[WORK REQUIRED] Pictures appear in the records below; write out everything else exactly.

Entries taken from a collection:
────────

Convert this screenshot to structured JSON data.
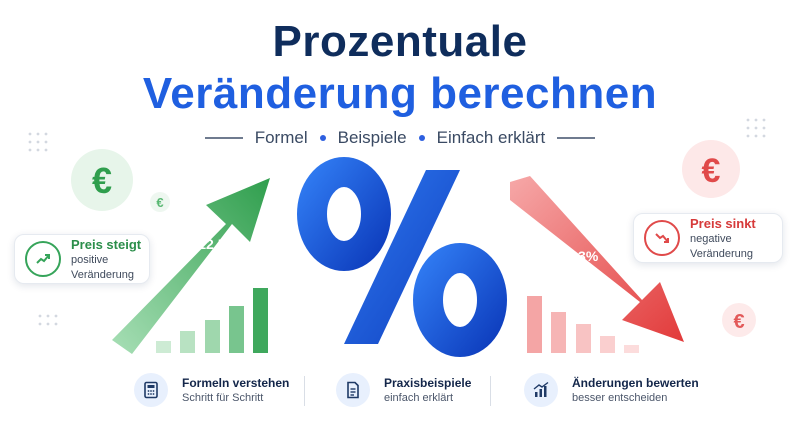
{
  "header": {
    "title_line1": "Prozentuale",
    "title_line2": "Veränderung berechnen",
    "subtitle": [
      "Formel",
      "Beispiele",
      "Einfach erklärt"
    ]
  },
  "graphics": {
    "percent_symbol": "%",
    "currency_symbol": "€",
    "up_change": "+12,5%",
    "down_change": "-8,3%"
  },
  "badges": {
    "up": {
      "title": "Preis steigt",
      "subtitle": "positive Veränderung",
      "icon": "trend-up-icon"
    },
    "down": {
      "title": "Preis sinkt",
      "subtitle": "negative Veränderung",
      "icon": "trend-down-icon"
    }
  },
  "features": [
    {
      "title": "Formeln verstehen",
      "subtitle": "Schritt für Schritt",
      "icon": "calculator-icon"
    },
    {
      "title": "Praxisbeispiele",
      "subtitle": "einfach erklärt",
      "icon": "document-icon"
    },
    {
      "title": "Änderungen bewerten",
      "subtitle": "besser entscheiden",
      "icon": "bar-chart-icon"
    }
  ],
  "colors": {
    "navy": "#0f2d5c",
    "blue": "#1f5fe0",
    "green": "#36a45a",
    "red": "#e04a4a"
  }
}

────────

[RESULT BELOW]
Convert this screenshot to structured JSON data.
{
  "header": {
    "title_line1": "Prozentuale",
    "title_line2": "Veränderung berechnen",
    "subtitle": [
      "Formel",
      "Beispiele",
      "Einfach erklärt"
    ]
  },
  "graphics": {
    "percent_symbol": "%",
    "currency_symbol": "€",
    "up_change": "+12,5%",
    "down_change": "-8,3%"
  },
  "badges": {
    "up": {
      "title": "Preis steigt",
      "subtitle": "positive Veränderung",
      "icon": "trend-up-icon"
    },
    "down": {
      "title": "Preis sinkt",
      "subtitle": "negative Veränderung",
      "icon": "trend-down-icon"
    }
  },
  "features": [
    {
      "title": "Formeln verstehen",
      "subtitle": "Schritt für Schritt",
      "icon": "calculator-icon"
    },
    {
      "title": "Praxisbeispiele",
      "subtitle": "einfach erklärt",
      "icon": "document-icon"
    },
    {
      "title": "Änderungen bewerten",
      "subtitle": "besser entscheiden",
      "icon": "bar-chart-icon"
    }
  ],
  "colors": {
    "navy": "#0f2d5c",
    "blue": "#1f5fe0",
    "green": "#36a45a",
    "red": "#e04a4a"
  }
}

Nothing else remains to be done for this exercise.